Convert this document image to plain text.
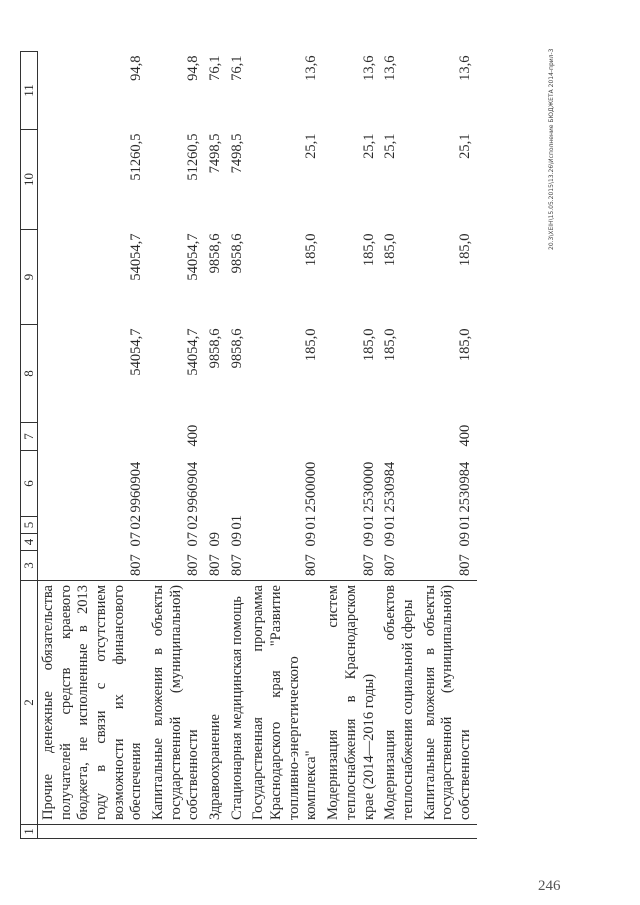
1	2	3	4	5	6	7	8	9	10	11
	Прочие денежные обязательства получателей средств краевого бюджета, не исполненные в 2013 году в связи с отсутствием возможности их финансового обеспечения	807	07	02	9960904		54054,7	54054,7	51260,5	94,8
	Капитальные вложения в объекты государственной (муниципальной) собственности	807	07	02	9960904	400	54054,7	54054,7	51260,5	94,8
	Здравоохранение	807	09				9858,6	9858,6	7498,5	76,1
	Стационарная медицинская помощь	807	09	01			9858,6	9858,6	7498,5	76,1
	Государственная программа Краснодарского края "Развитие топливно-энергетического комплекса"	807	09	01	2500000		185,0	185,0	25,1	13,6
	Модернизация систем теплоснабжения в Краснодарском крае (2014—2016 годы)	807	09	01	2530000		185,0	185,0	25,1	13,6
	Модернизация объектов теплоснабжения социальной сферы	807	09	01	2530984		185,0	185,0	25,1	13,6
	Капитальные вложения в объекты государственной (муниципальной) собственности	807	09	01	2530984	400	185,0	185,0	25,1	13,6	20.3\XEIH\15.05.2015\13.26\Исполнение БЮДЖЕТА 2014-прил-3
246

--------------------------------

**Task requirements:** Output an exact copy of the material, with the pictures removed.

**Solution:**
Convert this document image to plain text.
1	2	3	4	5	6	7	8	9	10	11
	Прочие денежные обязательства получателей средств краевого бюджета, не исполненные в 2013 году в связи с отсутствием возможности их финансового обеспечения	807	07	02	9960904		54054,7	54054,7	51260,5	94,8
	Капитальные вложения в объекты государственной (муниципальной) собственности	807	07	02	9960904	400	54054,7	54054,7	51260,5	94,8
	Здравоохранение	807	09				9858,6	9858,6	7498,5	76,1
	Стационарная медицинская помощь	807	09	01			9858,6	9858,6	7498,5	76,1
	Государственная программа Краснодарского края "Развитие топливно-энергетического комплекса"	807	09	01	2500000		185,0	185,0	25,1	13,6
	Модернизация систем теплоснабжения в Краснодарском крае (2014—2016 годы)	807	09	01	2530000		185,0	185,0	25,1	13,6
	Модернизация объектов теплоснабжения социальной сферы	807	09	01	2530984		185,0	185,0	25,1	13,6
	Капитальные вложения в объекты государственной (муниципальной) собственности	807	09	01	2530984	400	185,0	185,0	25,1	13,6	20.3\XEIH\15.05.2015\13.26\Исполнение БЮДЖЕТА 2014-прил-3
246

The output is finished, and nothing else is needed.